What to work on:
Copy every line with the string "label" in it.

Material for this task:
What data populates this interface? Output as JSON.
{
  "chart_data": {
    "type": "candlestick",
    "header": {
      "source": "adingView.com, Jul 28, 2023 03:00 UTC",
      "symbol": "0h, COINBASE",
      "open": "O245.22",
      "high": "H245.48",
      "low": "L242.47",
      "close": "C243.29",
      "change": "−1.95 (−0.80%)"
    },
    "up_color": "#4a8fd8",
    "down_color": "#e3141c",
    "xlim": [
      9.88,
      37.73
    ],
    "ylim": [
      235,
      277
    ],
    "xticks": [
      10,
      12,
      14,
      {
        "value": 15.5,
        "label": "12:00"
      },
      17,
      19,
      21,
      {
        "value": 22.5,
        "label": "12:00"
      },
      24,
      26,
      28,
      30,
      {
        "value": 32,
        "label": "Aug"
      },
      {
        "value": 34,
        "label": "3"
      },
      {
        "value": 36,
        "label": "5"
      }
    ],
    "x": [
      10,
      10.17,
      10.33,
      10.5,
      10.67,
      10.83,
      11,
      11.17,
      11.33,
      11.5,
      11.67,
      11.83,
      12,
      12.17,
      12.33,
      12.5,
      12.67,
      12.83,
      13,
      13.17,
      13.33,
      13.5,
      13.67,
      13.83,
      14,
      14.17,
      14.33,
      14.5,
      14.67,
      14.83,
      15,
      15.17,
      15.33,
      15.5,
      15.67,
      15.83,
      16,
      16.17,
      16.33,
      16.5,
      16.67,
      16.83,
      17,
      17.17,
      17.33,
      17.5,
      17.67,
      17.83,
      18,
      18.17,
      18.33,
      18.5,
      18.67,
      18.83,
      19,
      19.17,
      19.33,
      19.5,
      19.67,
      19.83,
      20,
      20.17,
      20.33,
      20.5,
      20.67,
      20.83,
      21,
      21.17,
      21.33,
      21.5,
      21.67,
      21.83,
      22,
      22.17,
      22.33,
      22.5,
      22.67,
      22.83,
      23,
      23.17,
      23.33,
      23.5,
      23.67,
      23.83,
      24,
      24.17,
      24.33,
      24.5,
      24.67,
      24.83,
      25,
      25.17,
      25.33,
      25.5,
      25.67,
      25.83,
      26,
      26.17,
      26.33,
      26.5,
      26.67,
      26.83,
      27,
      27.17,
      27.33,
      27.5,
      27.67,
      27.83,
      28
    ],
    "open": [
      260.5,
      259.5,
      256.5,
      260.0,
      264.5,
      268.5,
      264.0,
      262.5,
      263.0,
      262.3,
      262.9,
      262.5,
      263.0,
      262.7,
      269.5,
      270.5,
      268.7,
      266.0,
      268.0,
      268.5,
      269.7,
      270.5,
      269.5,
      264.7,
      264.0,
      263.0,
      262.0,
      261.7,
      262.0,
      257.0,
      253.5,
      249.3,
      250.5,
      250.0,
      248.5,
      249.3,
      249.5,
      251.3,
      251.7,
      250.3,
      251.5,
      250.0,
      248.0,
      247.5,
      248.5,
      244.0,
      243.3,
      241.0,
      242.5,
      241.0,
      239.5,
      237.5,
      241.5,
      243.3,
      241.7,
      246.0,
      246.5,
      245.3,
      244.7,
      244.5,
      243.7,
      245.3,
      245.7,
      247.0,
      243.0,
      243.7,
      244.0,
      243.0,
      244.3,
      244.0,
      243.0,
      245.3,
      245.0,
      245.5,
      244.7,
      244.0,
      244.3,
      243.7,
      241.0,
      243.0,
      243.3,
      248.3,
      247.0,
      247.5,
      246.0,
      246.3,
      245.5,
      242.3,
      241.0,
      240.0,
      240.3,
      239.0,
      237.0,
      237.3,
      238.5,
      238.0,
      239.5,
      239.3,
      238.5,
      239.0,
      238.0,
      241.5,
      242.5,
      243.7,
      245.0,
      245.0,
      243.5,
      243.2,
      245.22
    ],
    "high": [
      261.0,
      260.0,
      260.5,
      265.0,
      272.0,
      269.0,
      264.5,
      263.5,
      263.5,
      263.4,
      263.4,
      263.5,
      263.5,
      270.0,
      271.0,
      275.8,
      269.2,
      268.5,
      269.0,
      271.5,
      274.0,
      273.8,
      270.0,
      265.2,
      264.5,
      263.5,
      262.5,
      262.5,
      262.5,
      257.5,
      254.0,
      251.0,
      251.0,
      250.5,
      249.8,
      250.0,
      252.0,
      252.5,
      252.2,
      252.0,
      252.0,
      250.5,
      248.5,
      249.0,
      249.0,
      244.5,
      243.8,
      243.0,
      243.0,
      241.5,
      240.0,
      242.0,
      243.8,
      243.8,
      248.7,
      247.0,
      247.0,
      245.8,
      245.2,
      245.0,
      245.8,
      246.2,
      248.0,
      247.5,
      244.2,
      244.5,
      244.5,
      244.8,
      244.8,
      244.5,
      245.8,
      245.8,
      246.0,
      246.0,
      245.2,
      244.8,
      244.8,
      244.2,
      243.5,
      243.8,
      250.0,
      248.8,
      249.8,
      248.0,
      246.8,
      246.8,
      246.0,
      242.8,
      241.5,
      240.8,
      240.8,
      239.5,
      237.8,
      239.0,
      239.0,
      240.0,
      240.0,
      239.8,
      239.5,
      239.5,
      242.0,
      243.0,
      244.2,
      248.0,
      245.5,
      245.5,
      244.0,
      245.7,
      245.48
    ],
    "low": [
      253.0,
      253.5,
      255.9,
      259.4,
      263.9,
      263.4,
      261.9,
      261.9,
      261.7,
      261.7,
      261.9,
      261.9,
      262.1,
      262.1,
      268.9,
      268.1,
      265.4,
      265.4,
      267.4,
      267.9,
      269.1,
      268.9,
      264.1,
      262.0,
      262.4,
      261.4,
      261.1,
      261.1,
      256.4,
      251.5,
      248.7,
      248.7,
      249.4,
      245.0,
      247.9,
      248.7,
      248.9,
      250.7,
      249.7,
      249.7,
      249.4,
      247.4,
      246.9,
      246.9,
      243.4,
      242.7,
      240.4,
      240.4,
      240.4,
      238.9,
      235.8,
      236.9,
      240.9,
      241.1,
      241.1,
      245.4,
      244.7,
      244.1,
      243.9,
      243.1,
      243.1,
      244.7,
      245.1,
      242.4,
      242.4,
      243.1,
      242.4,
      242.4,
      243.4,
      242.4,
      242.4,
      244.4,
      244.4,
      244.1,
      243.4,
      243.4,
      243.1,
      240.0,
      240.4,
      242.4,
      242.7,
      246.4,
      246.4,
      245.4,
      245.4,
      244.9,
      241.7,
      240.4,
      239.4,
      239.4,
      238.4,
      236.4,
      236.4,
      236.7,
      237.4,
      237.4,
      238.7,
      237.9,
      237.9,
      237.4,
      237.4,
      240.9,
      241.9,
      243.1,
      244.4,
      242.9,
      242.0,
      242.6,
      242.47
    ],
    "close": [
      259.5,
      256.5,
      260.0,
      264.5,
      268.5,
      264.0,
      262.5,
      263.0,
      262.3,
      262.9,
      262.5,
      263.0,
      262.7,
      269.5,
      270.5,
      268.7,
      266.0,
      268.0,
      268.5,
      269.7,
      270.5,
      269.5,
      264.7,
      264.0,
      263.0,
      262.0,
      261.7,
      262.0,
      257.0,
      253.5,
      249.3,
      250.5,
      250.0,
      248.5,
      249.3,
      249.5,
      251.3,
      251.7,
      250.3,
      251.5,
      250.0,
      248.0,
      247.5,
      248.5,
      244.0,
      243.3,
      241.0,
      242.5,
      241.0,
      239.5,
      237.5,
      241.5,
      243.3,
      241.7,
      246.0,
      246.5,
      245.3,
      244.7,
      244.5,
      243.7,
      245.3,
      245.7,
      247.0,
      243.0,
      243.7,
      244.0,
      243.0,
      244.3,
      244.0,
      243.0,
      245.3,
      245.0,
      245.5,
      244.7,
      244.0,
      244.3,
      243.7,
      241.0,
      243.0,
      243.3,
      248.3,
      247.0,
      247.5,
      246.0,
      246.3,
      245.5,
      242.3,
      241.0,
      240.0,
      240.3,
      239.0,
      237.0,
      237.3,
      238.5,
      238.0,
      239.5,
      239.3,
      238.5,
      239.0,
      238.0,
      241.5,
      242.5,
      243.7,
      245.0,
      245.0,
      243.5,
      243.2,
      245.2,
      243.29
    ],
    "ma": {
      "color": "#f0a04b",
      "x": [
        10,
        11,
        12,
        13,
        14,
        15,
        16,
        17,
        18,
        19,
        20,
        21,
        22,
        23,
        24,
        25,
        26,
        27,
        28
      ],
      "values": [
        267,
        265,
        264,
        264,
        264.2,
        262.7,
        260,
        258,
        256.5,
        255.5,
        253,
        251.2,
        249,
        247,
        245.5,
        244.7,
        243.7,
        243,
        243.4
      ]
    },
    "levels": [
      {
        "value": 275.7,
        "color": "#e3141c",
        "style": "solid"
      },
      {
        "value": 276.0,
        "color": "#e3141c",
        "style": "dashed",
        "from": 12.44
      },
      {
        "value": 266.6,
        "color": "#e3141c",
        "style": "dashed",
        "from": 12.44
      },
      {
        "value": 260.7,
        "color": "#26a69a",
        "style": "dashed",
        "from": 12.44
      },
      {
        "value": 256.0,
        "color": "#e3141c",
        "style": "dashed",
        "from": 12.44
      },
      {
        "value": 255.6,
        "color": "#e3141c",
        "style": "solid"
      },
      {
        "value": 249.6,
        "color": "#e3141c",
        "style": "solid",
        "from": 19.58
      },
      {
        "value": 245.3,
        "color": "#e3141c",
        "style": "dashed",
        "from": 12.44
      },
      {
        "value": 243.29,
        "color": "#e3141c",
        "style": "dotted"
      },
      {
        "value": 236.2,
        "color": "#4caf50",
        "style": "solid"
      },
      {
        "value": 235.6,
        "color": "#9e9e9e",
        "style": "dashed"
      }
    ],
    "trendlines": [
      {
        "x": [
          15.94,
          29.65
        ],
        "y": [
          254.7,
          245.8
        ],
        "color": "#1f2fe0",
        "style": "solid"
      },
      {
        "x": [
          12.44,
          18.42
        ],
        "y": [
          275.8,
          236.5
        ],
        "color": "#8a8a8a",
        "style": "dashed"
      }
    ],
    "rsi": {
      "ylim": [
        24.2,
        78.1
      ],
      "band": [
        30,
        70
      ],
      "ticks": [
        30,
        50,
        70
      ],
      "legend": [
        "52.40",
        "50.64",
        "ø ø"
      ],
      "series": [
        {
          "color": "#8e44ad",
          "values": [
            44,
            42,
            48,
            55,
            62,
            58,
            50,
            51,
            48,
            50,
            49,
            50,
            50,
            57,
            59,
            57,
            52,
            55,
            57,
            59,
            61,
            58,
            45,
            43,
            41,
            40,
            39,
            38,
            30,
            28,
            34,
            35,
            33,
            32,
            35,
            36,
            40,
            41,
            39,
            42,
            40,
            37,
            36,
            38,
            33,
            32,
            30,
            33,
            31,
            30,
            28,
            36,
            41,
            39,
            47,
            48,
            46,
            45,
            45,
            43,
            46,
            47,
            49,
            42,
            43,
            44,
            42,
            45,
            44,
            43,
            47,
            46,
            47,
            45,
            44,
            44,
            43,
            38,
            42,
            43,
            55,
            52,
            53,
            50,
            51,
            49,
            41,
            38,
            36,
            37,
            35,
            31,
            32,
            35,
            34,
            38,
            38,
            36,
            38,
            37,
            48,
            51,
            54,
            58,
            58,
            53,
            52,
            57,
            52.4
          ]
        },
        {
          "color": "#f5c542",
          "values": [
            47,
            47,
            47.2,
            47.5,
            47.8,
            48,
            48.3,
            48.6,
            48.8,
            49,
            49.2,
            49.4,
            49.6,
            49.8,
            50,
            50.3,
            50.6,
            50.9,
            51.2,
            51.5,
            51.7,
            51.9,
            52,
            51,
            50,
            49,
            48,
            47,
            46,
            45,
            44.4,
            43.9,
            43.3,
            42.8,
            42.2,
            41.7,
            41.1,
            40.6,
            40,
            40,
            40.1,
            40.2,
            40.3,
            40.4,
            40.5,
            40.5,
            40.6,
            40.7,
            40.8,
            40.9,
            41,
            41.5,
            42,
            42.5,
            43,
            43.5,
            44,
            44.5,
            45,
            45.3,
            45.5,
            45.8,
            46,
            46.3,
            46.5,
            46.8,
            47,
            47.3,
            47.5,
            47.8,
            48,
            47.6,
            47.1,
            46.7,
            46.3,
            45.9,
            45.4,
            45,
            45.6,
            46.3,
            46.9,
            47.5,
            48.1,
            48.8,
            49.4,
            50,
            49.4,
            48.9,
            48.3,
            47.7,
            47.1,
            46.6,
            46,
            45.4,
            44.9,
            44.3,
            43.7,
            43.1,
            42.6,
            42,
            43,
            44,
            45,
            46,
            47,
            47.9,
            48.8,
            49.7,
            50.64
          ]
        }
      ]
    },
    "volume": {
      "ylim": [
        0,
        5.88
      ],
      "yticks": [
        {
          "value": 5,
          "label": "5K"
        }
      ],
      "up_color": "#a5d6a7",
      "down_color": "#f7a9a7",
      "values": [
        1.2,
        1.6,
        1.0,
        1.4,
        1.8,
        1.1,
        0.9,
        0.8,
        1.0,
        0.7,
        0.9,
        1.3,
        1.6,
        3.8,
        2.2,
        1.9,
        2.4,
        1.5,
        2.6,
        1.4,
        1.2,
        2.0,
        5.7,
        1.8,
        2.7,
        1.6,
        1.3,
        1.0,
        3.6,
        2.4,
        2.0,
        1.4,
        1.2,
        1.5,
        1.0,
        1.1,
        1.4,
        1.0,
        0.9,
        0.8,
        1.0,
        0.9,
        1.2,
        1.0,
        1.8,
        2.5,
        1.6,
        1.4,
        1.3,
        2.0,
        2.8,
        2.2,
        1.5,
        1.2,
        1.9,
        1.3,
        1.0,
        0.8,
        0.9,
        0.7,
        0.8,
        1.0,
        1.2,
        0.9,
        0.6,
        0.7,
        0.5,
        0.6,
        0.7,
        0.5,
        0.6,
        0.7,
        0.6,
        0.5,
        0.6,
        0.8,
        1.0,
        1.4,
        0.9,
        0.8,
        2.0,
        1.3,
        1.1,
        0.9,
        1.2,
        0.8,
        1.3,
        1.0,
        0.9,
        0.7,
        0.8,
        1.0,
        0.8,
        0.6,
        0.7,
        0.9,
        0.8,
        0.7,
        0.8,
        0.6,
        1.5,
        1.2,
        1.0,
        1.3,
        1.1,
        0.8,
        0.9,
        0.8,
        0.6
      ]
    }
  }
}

Answer for the task:
        "label": "12:00"
        "label": "12:00"
        "label": "Aug"
        "label": "3"
        "label": "5"
          "label": "5K"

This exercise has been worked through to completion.